Pull every line of the entries that has the word "посылает".

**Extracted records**
┌──

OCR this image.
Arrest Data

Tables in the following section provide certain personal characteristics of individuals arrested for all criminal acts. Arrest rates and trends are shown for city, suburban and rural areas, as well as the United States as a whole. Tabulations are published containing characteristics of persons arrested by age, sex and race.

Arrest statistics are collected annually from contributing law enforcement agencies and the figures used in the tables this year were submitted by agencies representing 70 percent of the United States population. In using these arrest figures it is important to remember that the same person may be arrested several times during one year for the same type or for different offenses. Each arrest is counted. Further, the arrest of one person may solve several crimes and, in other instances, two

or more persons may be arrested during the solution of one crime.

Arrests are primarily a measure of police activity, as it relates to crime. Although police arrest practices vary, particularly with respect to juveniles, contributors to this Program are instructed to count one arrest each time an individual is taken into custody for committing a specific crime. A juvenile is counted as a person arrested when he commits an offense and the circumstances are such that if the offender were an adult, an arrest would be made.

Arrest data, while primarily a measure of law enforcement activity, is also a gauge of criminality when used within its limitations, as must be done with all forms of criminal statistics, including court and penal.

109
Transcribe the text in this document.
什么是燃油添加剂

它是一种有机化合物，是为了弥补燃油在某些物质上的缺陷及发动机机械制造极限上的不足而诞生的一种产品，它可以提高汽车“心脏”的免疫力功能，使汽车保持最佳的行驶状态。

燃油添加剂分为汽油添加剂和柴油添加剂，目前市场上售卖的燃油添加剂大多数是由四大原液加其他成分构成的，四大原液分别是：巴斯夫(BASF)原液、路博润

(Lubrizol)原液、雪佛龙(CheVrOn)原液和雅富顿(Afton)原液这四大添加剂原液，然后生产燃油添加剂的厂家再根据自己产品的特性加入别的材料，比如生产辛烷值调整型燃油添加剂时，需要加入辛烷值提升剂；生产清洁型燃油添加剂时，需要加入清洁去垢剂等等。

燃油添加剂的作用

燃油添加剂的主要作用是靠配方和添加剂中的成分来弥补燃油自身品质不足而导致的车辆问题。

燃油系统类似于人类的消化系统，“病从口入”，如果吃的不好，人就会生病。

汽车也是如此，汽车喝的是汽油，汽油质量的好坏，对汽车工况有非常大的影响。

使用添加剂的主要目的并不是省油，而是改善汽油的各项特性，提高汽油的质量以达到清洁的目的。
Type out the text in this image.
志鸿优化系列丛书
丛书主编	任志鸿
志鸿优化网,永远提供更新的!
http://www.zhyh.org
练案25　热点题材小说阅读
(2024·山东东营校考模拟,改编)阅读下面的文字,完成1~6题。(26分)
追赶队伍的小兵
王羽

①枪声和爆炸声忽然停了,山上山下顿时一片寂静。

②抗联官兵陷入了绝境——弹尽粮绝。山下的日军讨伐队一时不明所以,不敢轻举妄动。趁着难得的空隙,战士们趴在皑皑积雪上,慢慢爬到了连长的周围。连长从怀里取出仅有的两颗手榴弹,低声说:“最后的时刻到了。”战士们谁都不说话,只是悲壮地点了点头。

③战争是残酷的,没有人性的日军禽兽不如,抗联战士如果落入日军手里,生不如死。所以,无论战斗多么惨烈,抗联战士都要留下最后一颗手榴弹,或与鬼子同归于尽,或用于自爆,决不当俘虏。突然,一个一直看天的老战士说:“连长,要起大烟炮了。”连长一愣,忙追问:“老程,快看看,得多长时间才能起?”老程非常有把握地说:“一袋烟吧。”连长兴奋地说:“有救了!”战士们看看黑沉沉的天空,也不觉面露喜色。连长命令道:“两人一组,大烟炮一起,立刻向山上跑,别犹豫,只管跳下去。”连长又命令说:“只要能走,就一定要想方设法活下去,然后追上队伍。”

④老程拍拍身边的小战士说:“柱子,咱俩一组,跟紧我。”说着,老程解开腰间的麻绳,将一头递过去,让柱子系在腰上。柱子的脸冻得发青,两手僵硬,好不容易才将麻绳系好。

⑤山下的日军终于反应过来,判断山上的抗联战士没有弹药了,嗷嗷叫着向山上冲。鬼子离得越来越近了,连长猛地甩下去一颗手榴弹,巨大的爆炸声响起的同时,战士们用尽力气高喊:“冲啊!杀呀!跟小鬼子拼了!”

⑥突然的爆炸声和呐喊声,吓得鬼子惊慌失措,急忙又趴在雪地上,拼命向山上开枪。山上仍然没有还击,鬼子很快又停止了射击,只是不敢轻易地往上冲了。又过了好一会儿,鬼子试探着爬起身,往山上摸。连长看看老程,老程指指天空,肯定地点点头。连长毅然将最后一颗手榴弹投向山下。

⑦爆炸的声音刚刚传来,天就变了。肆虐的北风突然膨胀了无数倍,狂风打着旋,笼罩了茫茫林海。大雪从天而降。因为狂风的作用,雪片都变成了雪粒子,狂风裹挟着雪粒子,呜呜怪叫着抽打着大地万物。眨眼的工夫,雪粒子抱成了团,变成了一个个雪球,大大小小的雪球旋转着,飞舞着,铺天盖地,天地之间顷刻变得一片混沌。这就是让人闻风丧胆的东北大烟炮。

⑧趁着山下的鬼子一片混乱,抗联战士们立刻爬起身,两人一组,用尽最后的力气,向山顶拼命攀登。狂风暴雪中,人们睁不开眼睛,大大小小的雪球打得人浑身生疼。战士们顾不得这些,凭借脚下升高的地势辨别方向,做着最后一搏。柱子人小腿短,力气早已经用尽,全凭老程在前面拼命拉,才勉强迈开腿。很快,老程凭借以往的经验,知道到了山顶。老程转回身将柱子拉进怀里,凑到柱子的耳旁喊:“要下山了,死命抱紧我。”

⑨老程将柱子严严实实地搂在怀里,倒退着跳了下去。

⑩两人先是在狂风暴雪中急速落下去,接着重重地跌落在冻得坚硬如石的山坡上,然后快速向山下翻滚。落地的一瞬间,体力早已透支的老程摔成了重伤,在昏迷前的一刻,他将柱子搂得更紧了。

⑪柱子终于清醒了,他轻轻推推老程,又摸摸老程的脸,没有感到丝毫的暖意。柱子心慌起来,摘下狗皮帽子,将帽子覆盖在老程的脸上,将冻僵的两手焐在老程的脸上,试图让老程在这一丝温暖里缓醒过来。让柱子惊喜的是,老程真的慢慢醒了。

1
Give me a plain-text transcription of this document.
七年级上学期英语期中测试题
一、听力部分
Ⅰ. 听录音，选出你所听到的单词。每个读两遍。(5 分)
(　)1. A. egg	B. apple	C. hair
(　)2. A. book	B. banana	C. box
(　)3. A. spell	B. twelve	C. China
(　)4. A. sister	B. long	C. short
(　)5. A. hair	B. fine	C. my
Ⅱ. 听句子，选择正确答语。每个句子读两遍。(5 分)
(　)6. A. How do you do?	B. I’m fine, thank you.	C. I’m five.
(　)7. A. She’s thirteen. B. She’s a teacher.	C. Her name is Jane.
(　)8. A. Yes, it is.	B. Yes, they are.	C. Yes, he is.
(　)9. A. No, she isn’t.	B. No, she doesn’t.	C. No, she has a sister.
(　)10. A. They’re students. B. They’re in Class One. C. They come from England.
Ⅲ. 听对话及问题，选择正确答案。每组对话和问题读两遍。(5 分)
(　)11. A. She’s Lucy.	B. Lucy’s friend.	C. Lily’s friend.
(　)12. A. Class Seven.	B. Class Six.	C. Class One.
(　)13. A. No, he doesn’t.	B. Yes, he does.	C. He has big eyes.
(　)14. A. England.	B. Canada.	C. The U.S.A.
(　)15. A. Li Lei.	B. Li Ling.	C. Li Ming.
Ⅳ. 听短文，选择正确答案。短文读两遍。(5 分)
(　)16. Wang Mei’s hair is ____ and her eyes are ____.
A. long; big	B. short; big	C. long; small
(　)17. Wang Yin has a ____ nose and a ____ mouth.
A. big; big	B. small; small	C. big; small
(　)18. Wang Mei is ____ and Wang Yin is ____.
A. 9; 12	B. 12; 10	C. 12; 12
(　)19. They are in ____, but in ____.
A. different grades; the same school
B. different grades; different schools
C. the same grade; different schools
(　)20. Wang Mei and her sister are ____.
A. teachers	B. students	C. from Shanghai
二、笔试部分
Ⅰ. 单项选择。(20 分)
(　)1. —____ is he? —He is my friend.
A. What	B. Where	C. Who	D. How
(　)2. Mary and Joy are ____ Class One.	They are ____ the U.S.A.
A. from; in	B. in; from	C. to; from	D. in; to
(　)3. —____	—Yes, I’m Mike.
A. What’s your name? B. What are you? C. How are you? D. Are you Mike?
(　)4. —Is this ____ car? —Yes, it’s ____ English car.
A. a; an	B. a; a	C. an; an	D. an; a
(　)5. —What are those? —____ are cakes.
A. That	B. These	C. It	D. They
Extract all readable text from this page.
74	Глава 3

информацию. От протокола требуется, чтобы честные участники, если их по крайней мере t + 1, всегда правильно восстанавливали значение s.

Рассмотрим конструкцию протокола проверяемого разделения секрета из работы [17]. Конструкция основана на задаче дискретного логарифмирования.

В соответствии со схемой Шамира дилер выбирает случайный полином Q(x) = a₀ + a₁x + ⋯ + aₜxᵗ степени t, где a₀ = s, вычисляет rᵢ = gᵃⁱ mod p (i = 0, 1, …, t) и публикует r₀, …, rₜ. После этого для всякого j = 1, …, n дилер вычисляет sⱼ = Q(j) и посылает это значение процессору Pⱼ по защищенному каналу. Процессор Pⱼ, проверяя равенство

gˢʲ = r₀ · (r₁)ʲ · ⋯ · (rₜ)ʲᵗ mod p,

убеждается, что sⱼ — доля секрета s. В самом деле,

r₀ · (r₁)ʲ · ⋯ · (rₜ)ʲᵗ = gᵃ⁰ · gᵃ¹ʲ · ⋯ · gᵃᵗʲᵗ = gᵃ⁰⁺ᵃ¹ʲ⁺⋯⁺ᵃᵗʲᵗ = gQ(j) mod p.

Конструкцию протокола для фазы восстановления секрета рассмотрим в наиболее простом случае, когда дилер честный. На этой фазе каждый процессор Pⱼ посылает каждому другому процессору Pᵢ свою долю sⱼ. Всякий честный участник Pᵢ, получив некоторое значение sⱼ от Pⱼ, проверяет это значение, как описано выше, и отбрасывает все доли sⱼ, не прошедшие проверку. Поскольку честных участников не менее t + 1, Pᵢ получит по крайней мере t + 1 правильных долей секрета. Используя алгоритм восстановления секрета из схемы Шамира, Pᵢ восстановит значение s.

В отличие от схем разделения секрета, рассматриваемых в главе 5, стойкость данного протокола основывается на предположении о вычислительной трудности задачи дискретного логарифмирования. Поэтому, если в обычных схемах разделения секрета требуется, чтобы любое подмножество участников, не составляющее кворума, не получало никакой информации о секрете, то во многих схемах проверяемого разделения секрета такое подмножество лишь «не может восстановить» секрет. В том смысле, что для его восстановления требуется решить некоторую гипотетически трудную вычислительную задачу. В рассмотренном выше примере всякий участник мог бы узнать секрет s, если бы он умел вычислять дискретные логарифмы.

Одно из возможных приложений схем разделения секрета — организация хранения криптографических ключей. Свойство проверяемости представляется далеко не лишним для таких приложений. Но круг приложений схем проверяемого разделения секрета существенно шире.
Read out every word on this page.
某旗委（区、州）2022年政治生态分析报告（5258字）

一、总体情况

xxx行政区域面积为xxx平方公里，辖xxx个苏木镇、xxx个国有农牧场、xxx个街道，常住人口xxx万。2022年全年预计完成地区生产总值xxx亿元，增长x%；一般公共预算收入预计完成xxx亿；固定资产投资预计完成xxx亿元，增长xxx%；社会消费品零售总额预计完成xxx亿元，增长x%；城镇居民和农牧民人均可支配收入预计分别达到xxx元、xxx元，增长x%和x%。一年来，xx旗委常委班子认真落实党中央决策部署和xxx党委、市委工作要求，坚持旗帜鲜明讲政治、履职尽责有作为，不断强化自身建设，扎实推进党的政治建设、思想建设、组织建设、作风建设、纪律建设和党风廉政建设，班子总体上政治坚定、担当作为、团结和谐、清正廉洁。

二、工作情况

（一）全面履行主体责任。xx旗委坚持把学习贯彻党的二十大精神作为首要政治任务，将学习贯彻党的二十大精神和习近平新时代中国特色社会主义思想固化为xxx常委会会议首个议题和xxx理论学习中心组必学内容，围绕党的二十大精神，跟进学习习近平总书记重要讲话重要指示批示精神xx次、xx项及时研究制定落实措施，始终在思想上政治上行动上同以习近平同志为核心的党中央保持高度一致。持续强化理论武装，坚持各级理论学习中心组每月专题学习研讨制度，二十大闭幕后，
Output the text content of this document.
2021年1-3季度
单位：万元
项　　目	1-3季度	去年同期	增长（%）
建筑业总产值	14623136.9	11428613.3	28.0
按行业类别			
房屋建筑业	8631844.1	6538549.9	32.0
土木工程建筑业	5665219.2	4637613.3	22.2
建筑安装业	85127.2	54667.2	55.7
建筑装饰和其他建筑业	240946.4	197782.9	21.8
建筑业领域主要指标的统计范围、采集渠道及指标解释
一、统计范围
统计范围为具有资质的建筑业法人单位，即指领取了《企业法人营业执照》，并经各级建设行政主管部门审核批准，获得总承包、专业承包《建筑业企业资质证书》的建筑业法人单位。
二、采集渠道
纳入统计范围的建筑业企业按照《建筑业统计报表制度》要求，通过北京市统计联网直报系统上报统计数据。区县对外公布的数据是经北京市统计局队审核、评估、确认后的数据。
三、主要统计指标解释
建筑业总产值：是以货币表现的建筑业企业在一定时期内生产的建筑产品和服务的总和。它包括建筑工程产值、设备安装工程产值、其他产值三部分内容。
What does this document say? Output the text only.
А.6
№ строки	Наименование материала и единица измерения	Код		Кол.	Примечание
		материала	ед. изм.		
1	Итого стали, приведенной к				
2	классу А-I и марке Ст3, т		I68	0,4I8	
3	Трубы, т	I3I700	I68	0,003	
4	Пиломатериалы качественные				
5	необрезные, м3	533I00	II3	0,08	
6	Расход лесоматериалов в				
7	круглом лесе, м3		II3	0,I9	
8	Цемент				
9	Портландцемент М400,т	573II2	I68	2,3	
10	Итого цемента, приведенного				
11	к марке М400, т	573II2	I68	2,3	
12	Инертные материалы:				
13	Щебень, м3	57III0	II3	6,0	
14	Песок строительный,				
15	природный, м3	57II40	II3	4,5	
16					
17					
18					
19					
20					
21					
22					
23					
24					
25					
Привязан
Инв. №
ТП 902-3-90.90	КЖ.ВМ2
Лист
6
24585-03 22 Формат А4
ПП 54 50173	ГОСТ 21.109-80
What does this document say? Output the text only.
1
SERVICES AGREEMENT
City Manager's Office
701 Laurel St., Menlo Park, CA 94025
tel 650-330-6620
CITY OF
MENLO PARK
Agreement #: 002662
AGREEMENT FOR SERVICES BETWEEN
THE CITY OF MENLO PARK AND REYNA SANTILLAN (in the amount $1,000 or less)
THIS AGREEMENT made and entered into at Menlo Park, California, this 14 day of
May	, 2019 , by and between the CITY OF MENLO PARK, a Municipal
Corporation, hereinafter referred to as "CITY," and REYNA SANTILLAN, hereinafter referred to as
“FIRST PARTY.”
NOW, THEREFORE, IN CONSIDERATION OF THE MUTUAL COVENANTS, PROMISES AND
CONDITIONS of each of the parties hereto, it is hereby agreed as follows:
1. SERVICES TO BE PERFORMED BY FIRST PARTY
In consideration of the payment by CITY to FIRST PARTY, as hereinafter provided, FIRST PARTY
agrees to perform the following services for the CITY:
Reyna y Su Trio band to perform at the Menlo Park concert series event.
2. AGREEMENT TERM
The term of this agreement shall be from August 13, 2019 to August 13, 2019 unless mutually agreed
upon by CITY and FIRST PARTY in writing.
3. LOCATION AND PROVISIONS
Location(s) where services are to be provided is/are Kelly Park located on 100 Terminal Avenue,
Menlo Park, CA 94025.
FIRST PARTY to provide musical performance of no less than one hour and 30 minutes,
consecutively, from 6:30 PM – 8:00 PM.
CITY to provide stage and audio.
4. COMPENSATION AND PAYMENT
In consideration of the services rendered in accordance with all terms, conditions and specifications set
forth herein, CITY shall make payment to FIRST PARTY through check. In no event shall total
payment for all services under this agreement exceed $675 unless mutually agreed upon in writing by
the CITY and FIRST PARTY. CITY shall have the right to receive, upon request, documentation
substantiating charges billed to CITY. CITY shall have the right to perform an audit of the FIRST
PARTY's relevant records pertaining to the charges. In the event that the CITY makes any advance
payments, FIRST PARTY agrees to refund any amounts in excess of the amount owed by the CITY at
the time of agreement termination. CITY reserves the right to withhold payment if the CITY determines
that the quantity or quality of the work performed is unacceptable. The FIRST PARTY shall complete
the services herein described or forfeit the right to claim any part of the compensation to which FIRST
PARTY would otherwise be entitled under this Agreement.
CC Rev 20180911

└──

**RESULT OF THE EXERCISE**
В соответствии со схемой Шамира дилер выбирает случайный полином Q(x) = a₀ + a₁x + ⋯ + aₜxᵗ степени t, где a₀ = s, вычисляет rᵢ = gᵃⁱ mod p (i = 0, 1, …, t) и публикует r₀, …, rₜ. После этого для всякого j = 1, …, n дилер вычисляет sⱼ = Q(j) и посылает это значение процессору Pⱼ по защищенному каналу. Процессор Pⱼ, проверяя равенство
Конструкцию протокола для фазы восстановления секрета рассмотрим в наиболее простом случае, когда дилер честный. На этой фазе каждый процессор Pⱼ посылает каждому другому процессору Pᵢ свою долю sⱼ. Всякий честный участник Pᵢ, получив некоторое значение sⱼ от Pⱼ, проверяет это значение, как описано выше, и отбрасывает все доли sⱼ, не прошедшие проверку. Поскольку честных участников не менее t + 1, Pᵢ получит по крайней мере t + 1 правильных долей секрета. Используя алгоритм восстановления секрета из схемы Шамира, Pᵢ восстановит значение s.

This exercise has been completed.